- [WRITTEN PROBLEM]:
In this exercise, reproduce all the entries that follow exactly.

- [RECORDS SUPPLIED]:
--- BEGIN ---

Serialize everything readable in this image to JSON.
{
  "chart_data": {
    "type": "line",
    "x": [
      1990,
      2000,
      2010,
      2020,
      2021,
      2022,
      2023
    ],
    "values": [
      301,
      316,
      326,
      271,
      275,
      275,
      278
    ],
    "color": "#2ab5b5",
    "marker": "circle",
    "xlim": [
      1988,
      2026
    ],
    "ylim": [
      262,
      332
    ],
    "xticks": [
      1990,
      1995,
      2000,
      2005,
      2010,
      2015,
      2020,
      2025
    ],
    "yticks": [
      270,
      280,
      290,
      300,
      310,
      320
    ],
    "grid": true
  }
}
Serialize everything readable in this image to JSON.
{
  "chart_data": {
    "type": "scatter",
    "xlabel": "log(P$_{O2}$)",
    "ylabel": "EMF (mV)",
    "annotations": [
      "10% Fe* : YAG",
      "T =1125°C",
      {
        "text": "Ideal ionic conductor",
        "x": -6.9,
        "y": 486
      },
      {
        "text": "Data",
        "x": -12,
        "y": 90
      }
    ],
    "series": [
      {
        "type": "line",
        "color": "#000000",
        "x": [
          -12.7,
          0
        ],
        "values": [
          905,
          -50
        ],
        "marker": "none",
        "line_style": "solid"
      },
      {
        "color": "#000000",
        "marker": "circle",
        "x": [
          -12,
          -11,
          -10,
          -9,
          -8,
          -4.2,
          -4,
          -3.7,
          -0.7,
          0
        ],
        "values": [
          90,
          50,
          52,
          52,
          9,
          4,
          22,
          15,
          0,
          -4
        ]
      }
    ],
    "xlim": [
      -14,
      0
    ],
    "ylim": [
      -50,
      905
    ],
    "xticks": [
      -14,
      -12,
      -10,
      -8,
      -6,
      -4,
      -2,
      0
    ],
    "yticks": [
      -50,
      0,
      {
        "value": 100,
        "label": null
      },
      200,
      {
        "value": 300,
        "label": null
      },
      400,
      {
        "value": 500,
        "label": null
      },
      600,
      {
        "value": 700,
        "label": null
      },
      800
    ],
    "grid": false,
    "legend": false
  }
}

--- END ---

- [WORKED ANSWER]:
Serialize everything readable in this image to JSON.
{
  "chart_data": {
    "type": "line",
    "x": [
      1990,
      2000,
      2010,
      2020,
      2021,
      2022,
      2023
    ],
    "values": [
      301,
      316,
      326,
      271,
      275,
      275,
      278
    ],
    "color": "#2ab5b5",
    "marker": "circle",
    "xlim": [
      1988,
      2026
    ],
    "ylim": [
      262,
      332
    ],
    "xticks": [
      1990,
      1995,
      2000,
      2005,
      2010,
      2015,
      2020,
      2025
    ],
    "yticks": [
      270,
      280,
      290,
      300,
      310,
      320
    ],
    "grid": true
  }
}
Serialize everything readable in this image to JSON.
{
  "chart_data": {
    "type": "scatter",
    "xlabel": "log(P$_{O2}$)",
    "ylabel": "EMF (mV)",
    "annotations": [
      "10% Fe* : YAG",
      "T =1125°C",
      {
        "text": "Ideal ionic conductor",
        "x": -6.9,
        "y": 486
      },
      {
        "text": "Data",
        "x": -12,
        "y": 90
      }
    ],
    "series": [
      {
        "type": "line",
        "color": "#000000",
        "x": [
          -12.7,
          0
        ],
        "values": [
          905,
          -50
        ],
        "marker": "none",
        "line_style": "solid"
      },
      {
        "color": "#000000",
        "marker": "circle",
        "x": [
          -12,
          -11,
          -10,
          -9,
          -8,
          -4.2,
          -4,
          -3.7,
          -0.7,
          0
        ],
        "values": [
          90,
          50,
          52,
          52,
          9,
          4,
          22,
          15,
          0,
          -4
        ]
      }
    ],
    "xlim": [
      -14,
      0
    ],
    "ylim": [
      -50,
      905
    ],
    "xticks": [
      -14,
      -12,
      -10,
      -8,
      -6,
      -4,
      -2,
      0
    ],
    "yticks": [
      -50,
      0,
      {
        "value": 100,
        "label": null
      },
      200,
      {
        "value": 300,
        "label": null
      },
      400,
      {
        "value": 500,
        "label": null
      },
      600,
      {
        "value": 700,
        "label": null
      },
      800
    ],
    "grid": false,
    "legend": false
  }
}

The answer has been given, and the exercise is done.